▶ **Dataset excerpt**

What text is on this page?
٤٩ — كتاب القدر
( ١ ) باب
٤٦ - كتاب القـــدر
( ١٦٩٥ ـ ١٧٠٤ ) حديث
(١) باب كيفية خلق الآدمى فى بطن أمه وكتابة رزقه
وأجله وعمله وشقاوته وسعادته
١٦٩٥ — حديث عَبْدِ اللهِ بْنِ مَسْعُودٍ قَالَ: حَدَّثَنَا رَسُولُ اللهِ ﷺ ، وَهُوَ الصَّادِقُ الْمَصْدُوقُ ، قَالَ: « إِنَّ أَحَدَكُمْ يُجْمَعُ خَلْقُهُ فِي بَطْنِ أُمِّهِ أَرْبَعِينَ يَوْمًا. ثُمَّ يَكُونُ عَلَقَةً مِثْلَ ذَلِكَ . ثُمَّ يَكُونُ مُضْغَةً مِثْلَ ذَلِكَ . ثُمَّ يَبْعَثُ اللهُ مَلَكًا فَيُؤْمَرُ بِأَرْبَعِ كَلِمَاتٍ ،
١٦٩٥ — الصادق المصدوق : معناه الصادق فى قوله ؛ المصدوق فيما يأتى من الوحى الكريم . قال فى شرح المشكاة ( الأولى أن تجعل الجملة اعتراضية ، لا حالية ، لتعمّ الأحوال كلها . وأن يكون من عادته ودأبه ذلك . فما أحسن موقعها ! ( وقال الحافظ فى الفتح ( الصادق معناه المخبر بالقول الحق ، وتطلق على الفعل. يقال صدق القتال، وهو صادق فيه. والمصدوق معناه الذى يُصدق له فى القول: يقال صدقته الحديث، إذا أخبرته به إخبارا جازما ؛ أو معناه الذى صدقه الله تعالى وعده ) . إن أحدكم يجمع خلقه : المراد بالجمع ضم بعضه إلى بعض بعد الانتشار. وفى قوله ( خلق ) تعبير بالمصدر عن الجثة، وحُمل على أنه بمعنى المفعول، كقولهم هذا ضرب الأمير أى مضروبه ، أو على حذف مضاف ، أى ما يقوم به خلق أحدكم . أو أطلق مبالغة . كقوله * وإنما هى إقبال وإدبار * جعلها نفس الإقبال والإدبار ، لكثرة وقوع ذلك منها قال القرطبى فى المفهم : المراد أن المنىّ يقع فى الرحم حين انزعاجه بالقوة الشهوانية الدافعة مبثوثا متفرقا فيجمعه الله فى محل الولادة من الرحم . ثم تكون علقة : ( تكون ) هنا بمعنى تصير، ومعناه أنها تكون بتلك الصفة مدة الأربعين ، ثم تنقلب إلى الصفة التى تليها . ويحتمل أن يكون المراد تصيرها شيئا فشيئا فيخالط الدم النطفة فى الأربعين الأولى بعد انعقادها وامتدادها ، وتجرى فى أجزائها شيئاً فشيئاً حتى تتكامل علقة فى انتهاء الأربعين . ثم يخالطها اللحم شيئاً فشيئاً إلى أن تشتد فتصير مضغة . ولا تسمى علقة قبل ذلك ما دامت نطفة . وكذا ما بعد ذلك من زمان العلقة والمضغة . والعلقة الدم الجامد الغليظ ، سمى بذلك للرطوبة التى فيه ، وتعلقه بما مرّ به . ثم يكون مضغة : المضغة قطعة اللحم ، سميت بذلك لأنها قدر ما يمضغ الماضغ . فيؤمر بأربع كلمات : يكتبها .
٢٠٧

▶ **STATED PROBLEM**
Reproduce the data, keeping every line exactly the same.

▶ **ANSWER TO THIS PROBLEM**
What text is on this page?
٤٩ — كتاب القدر
( ١ ) باب
٤٦ - كتاب القـــدر
( ١٦٩٥ ـ ١٧٠٤ ) حديث
(١) باب كيفية خلق الآدمى فى بطن أمه وكتابة رزقه
وأجله وعمله وشقاوته وسعادته
١٦٩٥ — حديث عَبْدِ اللهِ بْنِ مَسْعُودٍ قَالَ: حَدَّثَنَا رَسُولُ اللهِ ﷺ ، وَهُوَ الصَّادِقُ الْمَصْدُوقُ ، قَالَ: « إِنَّ أَحَدَكُمْ يُجْمَعُ خَلْقُهُ فِي بَطْنِ أُمِّهِ أَرْبَعِينَ يَوْمًا. ثُمَّ يَكُونُ عَلَقَةً مِثْلَ ذَلِكَ . ثُمَّ يَكُونُ مُضْغَةً مِثْلَ ذَلِكَ . ثُمَّ يَبْعَثُ اللهُ مَلَكًا فَيُؤْمَرُ بِأَرْبَعِ كَلِمَاتٍ ،
١٦٩٥ — الصادق المصدوق : معناه الصادق فى قوله ؛ المصدوق فيما يأتى من الوحى الكريم . قال فى شرح المشكاة ( الأولى أن تجعل الجملة اعتراضية ، لا حالية ، لتعمّ الأحوال كلها . وأن يكون من عادته ودأبه ذلك . فما أحسن موقعها ! ( وقال الحافظ فى الفتح ( الصادق معناه المخبر بالقول الحق ، وتطلق على الفعل. يقال صدق القتال، وهو صادق فيه. والمصدوق معناه الذى يُصدق له فى القول: يقال صدقته الحديث، إذا أخبرته به إخبارا جازما ؛ أو معناه الذى صدقه الله تعالى وعده ) . إن أحدكم يجمع خلقه : المراد بالجمع ضم بعضه إلى بعض بعد الانتشار. وفى قوله ( خلق ) تعبير بالمصدر عن الجثة، وحُمل على أنه بمعنى المفعول، كقولهم هذا ضرب الأمير أى مضروبه ، أو على حذف مضاف ، أى ما يقوم به خلق أحدكم . أو أطلق مبالغة . كقوله * وإنما هى إقبال وإدبار * جعلها نفس الإقبال والإدبار ، لكثرة وقوع ذلك منها قال القرطبى فى المفهم : المراد أن المنىّ يقع فى الرحم حين انزعاجه بالقوة الشهوانية الدافعة مبثوثا متفرقا فيجمعه الله فى محل الولادة من الرحم . ثم تكون علقة : ( تكون ) هنا بمعنى تصير، ومعناه أنها تكون بتلك الصفة مدة الأربعين ، ثم تنقلب إلى الصفة التى تليها . ويحتمل أن يكون المراد تصيرها شيئا فشيئا فيخالط الدم النطفة فى الأربعين الأولى بعد انعقادها وامتدادها ، وتجرى فى أجزائها شيئاً فشيئاً حتى تتكامل علقة فى انتهاء الأربعين . ثم يخالطها اللحم شيئاً فشيئاً إلى أن تشتد فتصير مضغة . ولا تسمى علقة قبل ذلك ما دامت نطفة . وكذا ما بعد ذلك من زمان العلقة والمضغة . والعلقة الدم الجامد الغليظ ، سمى بذلك للرطوبة التى فيه ، وتعلقه بما مرّ به . ثم يكون مضغة : المضغة قطعة اللحم ، سميت بذلك لأنها قدر ما يمضغ الماضغ . فيؤمر بأربع كلمات : يكتبها .
٢٠٧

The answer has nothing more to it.